Reproduce every entry exactly, without alteration.

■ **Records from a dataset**

┌──

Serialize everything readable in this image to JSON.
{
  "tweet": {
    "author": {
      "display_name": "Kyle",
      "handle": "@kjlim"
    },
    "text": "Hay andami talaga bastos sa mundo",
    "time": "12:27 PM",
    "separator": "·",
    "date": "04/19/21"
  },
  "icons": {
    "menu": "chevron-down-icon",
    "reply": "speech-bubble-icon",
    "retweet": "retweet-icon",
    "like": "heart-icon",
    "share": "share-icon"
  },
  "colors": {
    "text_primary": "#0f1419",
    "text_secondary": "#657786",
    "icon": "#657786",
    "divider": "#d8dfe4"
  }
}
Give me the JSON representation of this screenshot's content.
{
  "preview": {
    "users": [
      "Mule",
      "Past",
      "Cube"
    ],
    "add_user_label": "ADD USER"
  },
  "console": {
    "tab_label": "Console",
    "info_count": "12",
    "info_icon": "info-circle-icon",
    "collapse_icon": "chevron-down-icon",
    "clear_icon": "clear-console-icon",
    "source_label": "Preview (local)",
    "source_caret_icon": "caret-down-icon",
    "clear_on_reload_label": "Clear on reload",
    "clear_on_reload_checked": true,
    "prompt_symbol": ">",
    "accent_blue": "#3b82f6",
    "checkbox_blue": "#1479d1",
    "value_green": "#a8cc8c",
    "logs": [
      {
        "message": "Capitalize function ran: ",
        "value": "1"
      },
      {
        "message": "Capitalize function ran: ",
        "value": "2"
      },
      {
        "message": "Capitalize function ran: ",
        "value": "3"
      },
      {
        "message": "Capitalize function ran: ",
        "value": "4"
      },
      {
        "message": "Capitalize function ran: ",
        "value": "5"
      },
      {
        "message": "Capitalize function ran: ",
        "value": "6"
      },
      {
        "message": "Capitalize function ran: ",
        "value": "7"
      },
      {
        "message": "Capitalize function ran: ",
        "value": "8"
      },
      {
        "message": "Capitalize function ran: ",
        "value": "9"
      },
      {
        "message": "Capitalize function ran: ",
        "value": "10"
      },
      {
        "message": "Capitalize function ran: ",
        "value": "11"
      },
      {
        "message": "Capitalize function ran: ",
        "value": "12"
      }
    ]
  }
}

└──

■ **OUTPUT FOR THIS TASK**
Serialize everything readable in this image to JSON.
{
  "tweet": {
    "author": {
      "display_name": "Kyle",
      "handle": "@kjlim"
    },
    "text": "Hay andami talaga bastos sa mundo",
    "time": "12:27 PM",
    "separator": "·",
    "date": "04/19/21"
  },
  "icons": {
    "menu": "chevron-down-icon",
    "reply": "speech-bubble-icon",
    "retweet": "retweet-icon",
    "like": "heart-icon",
    "share": "share-icon"
  },
  "colors": {
    "text_primary": "#0f1419",
    "text_secondary": "#657786",
    "icon": "#657786",
    "divider": "#d8dfe4"
  }
}
Give me the JSON representation of this screenshot's content.
{
  "preview": {
    "users": [
      "Mule",
      "Past",
      "Cube"
    ],
    "add_user_label": "ADD USER"
  },
  "console": {
    "tab_label": "Console",
    "info_count": "12",
    "info_icon": "info-circle-icon",
    "collapse_icon": "chevron-down-icon",
    "clear_icon": "clear-console-icon",
    "source_label": "Preview (local)",
    "source_caret_icon": "caret-down-icon",
    "clear_on_reload_label": "Clear on reload",
    "clear_on_reload_checked": true,
    "prompt_symbol": ">",
    "accent_blue": "#3b82f6",
    "checkbox_blue": "#1479d1",
    "value_green": "#a8cc8c",
    "logs": [
      {
        "message": "Capitalize function ran: ",
        "value": "1"
      },
      {
        "message": "Capitalize function ran: ",
        "value": "2"
      },
      {
        "message": "Capitalize function ran: ",
        "value": "3"
      },
      {
        "message": "Capitalize function ran: ",
        "value": "4"
      },
      {
        "message": "Capitalize function ran: ",
        "value": "5"
      },
      {
        "message": "Capitalize function ran: ",
        "value": "6"
      },
      {
        "message": "Capitalize function ran: ",
        "value": "7"
      },
      {
        "message": "Capitalize function ran: ",
        "value": "8"
      },
      {
        "message": "Capitalize function ran: ",
        "value": "9"
      },
      {
        "message": "Capitalize function ran: ",
        "value": "10"
      },
      {
        "message": "Capitalize function ran: ",
        "value": "11"
      },
      {
        "message": "Capitalize function ran: ",
        "value": "12"
      }
    ]
  }
}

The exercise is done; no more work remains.